Senin 01 Aug 2016 21:04 WIB

'Kerusuhan Tanjung Balai karena Rendahnya Pemahaman Atas Perbedaan'

Rep: Lintar Satria/ Red: Bayu Hermawan
Kondisi Vihara Tri Ratna yang rusak pascakerusuhan yang terjadi, di Tanjung Balai, Sumatra Utara, Sabtu (30/7). Kerusuhan yang terjadi di Tanjung Balai pada Jumat (29/7) menyebabkan sejumlah vihara dan kelenteng rusak.
Foto: Antara
Kondisi Vihara Tri Ratna yang rusak pascakerusuhan yang terjadi, di Tanjung Balai, Sumatra Utara, Sabtu (30/7). Kerusuhan yang terjadi di Tanjung Balai pada Jumat (29/7) menyebabkan sejumlah vihara dan kelenteng rusak.

REPUBLIKA.CO.ID, DEPOK -- Antropolog Universitas Indonesia, Sofyan Ansoro menilai kerusuhan massa terjadi di Tanjung Balai, Sumatra Utara, disebabkan tidak ada pemahaman dari masyarakat akan perbedaan. Menurutnya nilai toleransi di Indonesia hanya ada ditataran elit dan belum menyentuh akar rumput.

"Spontanitas itu kan sebenarnya sudah ada yang dalam diri kita kan. Hanya saja tertahan oleh norma-norma toleransi 'kita harus toleran sebagai bangsa Indonesia' menurut saya kita terlalu lama berkutat pada imajinasi toleran. Akarnya enggak pernah disentuh bahwa berbeda itu gak apa apa," katanya kepada Republika.co.id, Senin (1/8).

Sofyan menambahkan sejak awal Indonesia tidak pernah terbentuk dengan pemahaman yang sama. Nilai-nilai toleransi hanya ada ditataran elit. Tidak pernah menyentuh akar rumput. Sofyan menambahkan nilai persatuan dan toleransi diakomodir oleh Bapak Bangsa untuk mencapai cita-cita kemerdekaan.
......
_SOAL LATIHAN 1_.
Jawab pertanyaan berikut berdasarkan artikel tentang kerusuhan Tanjung Balai:
(a) Siapa antropolog yang dimintai pendapat, dan dari universitas mana?
(b) Pada hari dan tanggal berapa kerusuhan di Tanjung Balai terjadi?
(c) Menurut antropolog tersebut, di tataran mana nilai-nilai toleransi hanya ada?
Baris-baris data ini tidak berkaitan dengan artikel di atas.

_ISI DATA_.
......
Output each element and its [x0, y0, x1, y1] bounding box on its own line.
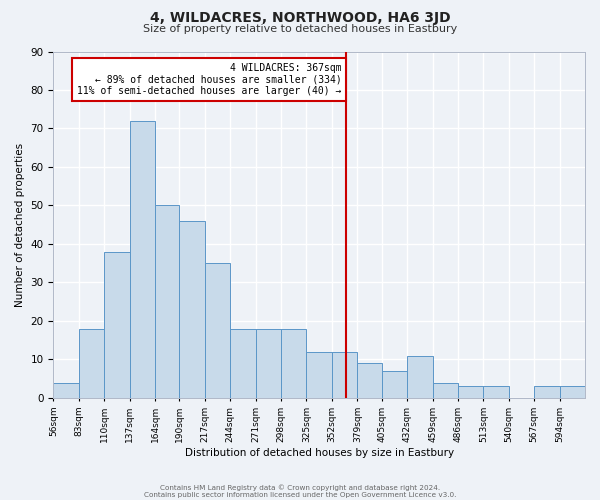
Bar	[281, 328, 307, 398]
Bar	[130, 121, 155, 398]
Bar	[205, 263, 230, 398]
Bar	[179, 221, 205, 398]
Bar	[458, 386, 484, 398]
Bar	[79, 328, 104, 398]
Y-axis label: Number of detached properties: Number of detached properties	[15, 142, 25, 307]
Text: 4, WILDACRES, NORTHWOOD, HA6 3JD: 4, WILDACRES, NORTHWOOD, HA6 3JD	[149, 11, 451, 25]
Bar	[230, 328, 256, 398]
Bar	[256, 328, 281, 398]
Bar	[332, 352, 358, 398]
Bar	[484, 386, 509, 398]
Bar	[433, 382, 458, 398]
X-axis label: Distribution of detached houses by size in Eastbury: Distribution of detached houses by size …	[185, 448, 454, 458]
Bar	[155, 206, 179, 398]
Bar	[307, 352, 332, 398]
Text: Size of property relative to detached houses in Eastbury: Size of property relative to detached ho…	[143, 24, 457, 34]
Bar	[358, 364, 382, 398]
Text: Contains public sector information licensed under the Open Government Licence v3: Contains public sector information licen…	[144, 492, 456, 498]
Text: Contains HM Land Registry data © Crown copyright and database right 2024.: Contains HM Land Registry data © Crown c…	[160, 484, 440, 491]
Bar	[382, 371, 407, 398]
Bar	[104, 252, 130, 398]
Bar	[53, 382, 79, 398]
Bar	[534, 386, 560, 398]
Text: 4 WILDACRES: 367sqm
← 89% of detached houses are smaller (334)
11% of semi-detac: 4 WILDACRES: 367sqm ← 89% of detached ho…	[77, 63, 341, 96]
Bar	[560, 386, 585, 398]
Bar	[407, 356, 433, 398]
......
_SOAL LATIHAN 2_.
Tuliskan ulang bagian dari baris-baris data di atas yang diawali baris berisi "328, 307, 398]" dan diakhiri baris berisi "364, 382, 398]", termasuk kedua baris tersebut.

_JAWABAN LATIHAN 1_.
(a) Sofyan Ansoro, dari Universitas Indonesia.
(b) Jumat (29/7).
(c) Di tataran elit.

_JAWABAN LATIHAN 2_.
Bar	[281, 328, 307, 398]
Bar	[130, 121, 155, 398]
Bar	[205, 263, 230, 398]
Bar	[179, 221, 205, 398]
Bar	[458, 386, 484, 398]
Bar	[79, 328, 104, 398]
Y-axis label: Number of detached properties: Number of detached properties	[15, 142, 25, 307]
Text: 4, WILDACRES, NORTHWOOD, HA6 3JD: 4, WILDACRES, NORTHWOOD, HA6 3JD	[149, 11, 451, 25]
Bar	[230, 328, 256, 398]
Bar	[256, 328, 281, 398]
Bar	[332, 352, 358, 398]
Bar	[484, 386, 509, 398]
Bar	[433, 382, 458, 398]
X-axis label: Distribution of detached houses by size in Eastbury: Distribution of detached houses by size …	[185, 448, 454, 458]
Bar	[155, 206, 179, 398]
Bar	[307, 352, 332, 398]
Text: Size of property relative to detached houses in Eastbury: Size of property relative to detached ho…	[143, 24, 457, 34]
Bar	[358, 364, 382, 398]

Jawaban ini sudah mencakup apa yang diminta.